INPUT MATERIAL →
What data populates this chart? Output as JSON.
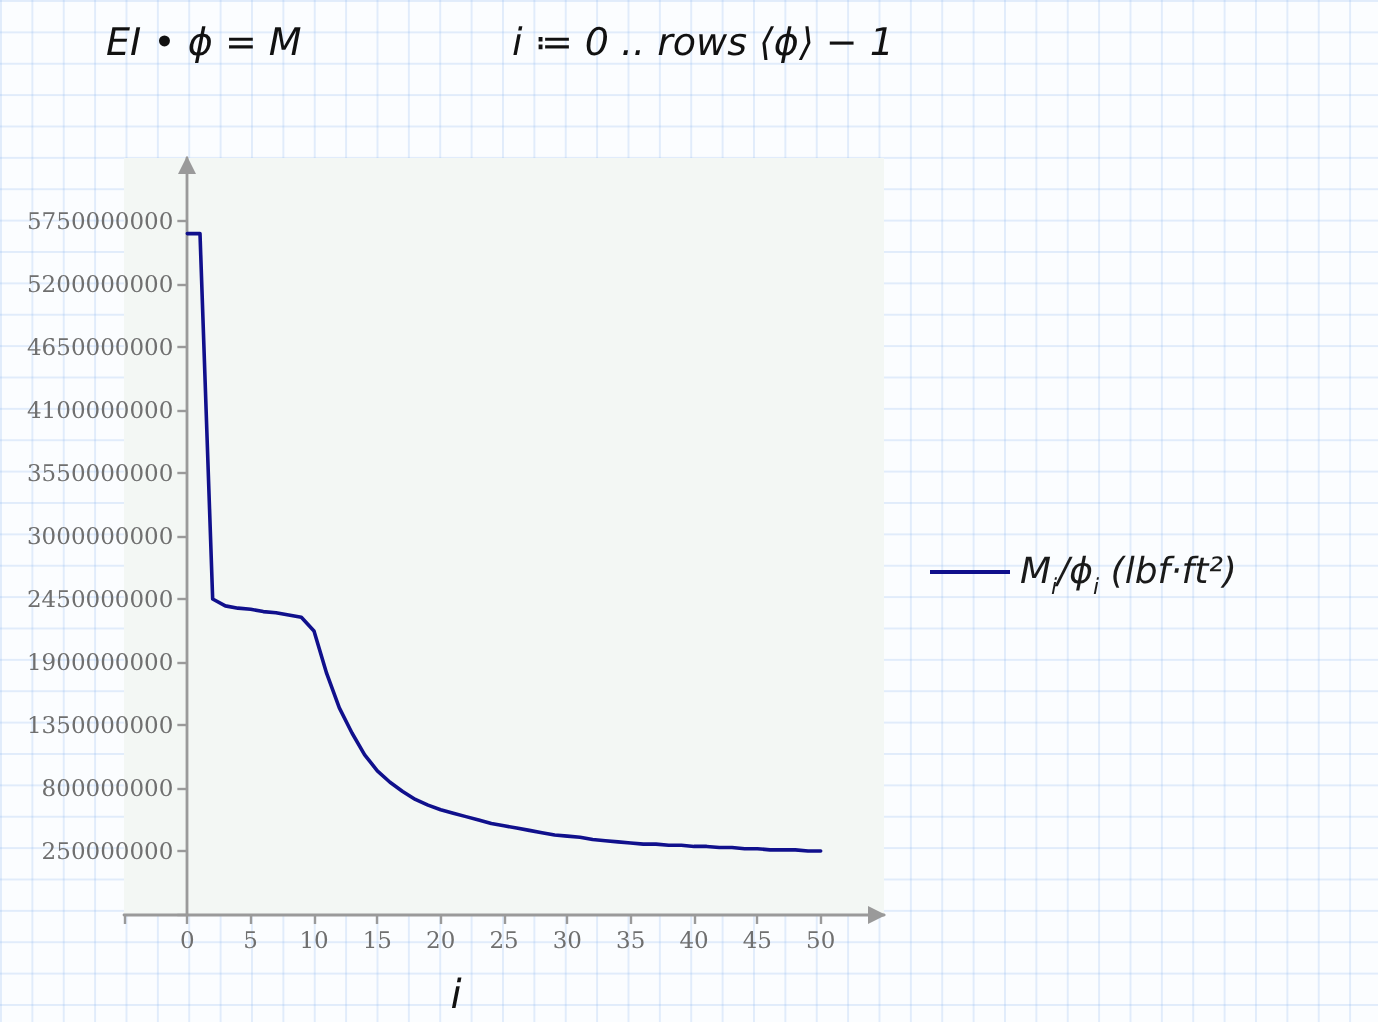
{
  "chart_data": {
    "type": "line",
    "annotations": [
      "EI • ϕ = M",
      "i ≔ 0 .. rows ⟨ϕ⟩ − 1"
    ],
    "xlabel": "i",
    "x": [
      0,
      1,
      2,
      3,
      4,
      5,
      6,
      7,
      8,
      9,
      10,
      11,
      12,
      13,
      14,
      15,
      16,
      17,
      18,
      19,
      20,
      21,
      22,
      23,
      24,
      25,
      26,
      27,
      28,
      29,
      30,
      31,
      32,
      33,
      34,
      35,
      36,
      37,
      38,
      39,
      40,
      41,
      42,
      43,
      44,
      45,
      46,
      47,
      48,
      49,
      50
    ],
    "series": [
      {
        "name": "M$_{i}$/ϕ$_{i}$ (lbf·ft²)",
        "color": "#10108c",
        "values": [
          5640000000,
          5640000000,
          2450000000,
          2390000000,
          2370000000,
          2360000000,
          2340000000,
          2330000000,
          2310000000,
          2290000000,
          2170000000,
          1800000000,
          1500000000,
          1280000000,
          1090000000,
          950000000,
          850000000,
          770000000,
          700000000,
          650000000,
          610000000,
          580000000,
          550000000,
          520000000,
          490000000,
          470000000,
          450000000,
          430000000,
          410000000,
          390000000,
          380000000,
          370000000,
          350000000,
          340000000,
          330000000,
          320000000,
          310000000,
          310000000,
          300000000,
          300000000,
          290000000,
          290000000,
          280000000,
          280000000,
          270000000,
          270000000,
          260000000,
          260000000,
          260000000,
          250000000,
          250000000
        ]
      }
    ],
    "xlim": [
      -5,
      55
    ],
    "xticks": [
      {
        "value": -5,
        "label": null
      },
      0,
      5,
      10,
      15,
      20,
      25,
      30,
      35,
      40,
      45,
      50
    ],
    "ylim": [
      -300000000,
      6300000000
    ],
    "yticks": [
      {
        "value": -300000000,
        "label": null
      },
      250000000,
      800000000,
      1350000000,
      1900000000,
      2450000000,
      3000000000,
      3550000000,
      4100000000,
      4650000000,
      5200000000,
      5750000000
    ],
    "legend": "right",
    "marker": "none",
    "line_style": "solid"
  }
}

PROMPT → Output the records above exactly; leave out the pictures.

THE COMPLETED TASK →
What data populates this chart? Output as JSON.
{
  "chart_data": {
    "type": "line",
    "annotations": [
      "EI • ϕ = M",
      "i ≔ 0 .. rows ⟨ϕ⟩ − 1"
    ],
    "xlabel": "i",
    "x": [
      0,
      1,
      2,
      3,
      4,
      5,
      6,
      7,
      8,
      9,
      10,
      11,
      12,
      13,
      14,
      15,
      16,
      17,
      18,
      19,
      20,
      21,
      22,
      23,
      24,
      25,
      26,
      27,
      28,
      29,
      30,
      31,
      32,
      33,
      34,
      35,
      36,
      37,
      38,
      39,
      40,
      41,
      42,
      43,
      44,
      45,
      46,
      47,
      48,
      49,
      50
    ],
    "series": [
      {
        "name": "M$_{i}$/ϕ$_{i}$ (lbf·ft²)",
        "color": "#10108c",
        "values": [
          5640000000,
          5640000000,
          2450000000,
          2390000000,
          2370000000,
          2360000000,
          2340000000,
          2330000000,
          2310000000,
          2290000000,
          2170000000,
          1800000000,
          1500000000,
          1280000000,
          1090000000,
          950000000,
          850000000,
          770000000,
          700000000,
          650000000,
          610000000,
          580000000,
          550000000,
          520000000,
          490000000,
          470000000,
          450000000,
          430000000,
          410000000,
          390000000,
          380000000,
          370000000,
          350000000,
          340000000,
          330000000,
          320000000,
          310000000,
          310000000,
          300000000,
          300000000,
          290000000,
          290000000,
          280000000,
          280000000,
          270000000,
          270000000,
          260000000,
          260000000,
          260000000,
          250000000,
          250000000
        ]
      }
    ],
    "xlim": [
      -5,
      55
    ],
    "xticks": [
      {
        "value": -5,
        "label": null
      },
      0,
      5,
      10,
      15,
      20,
      25,
      30,
      35,
      40,
      45,
      50
    ],
    "ylim": [
      -300000000,
      6300000000
    ],
    "yticks": [
      {
        "value": -300000000,
        "label": null
      },
      250000000,
      800000000,
      1350000000,
      1900000000,
      2450000000,
      3000000000,
      3550000000,
      4100000000,
      4650000000,
      5200000000,
      5750000000
    ],
    "legend": "right",
    "marker": "none",
    "line_style": "solid"
  }
}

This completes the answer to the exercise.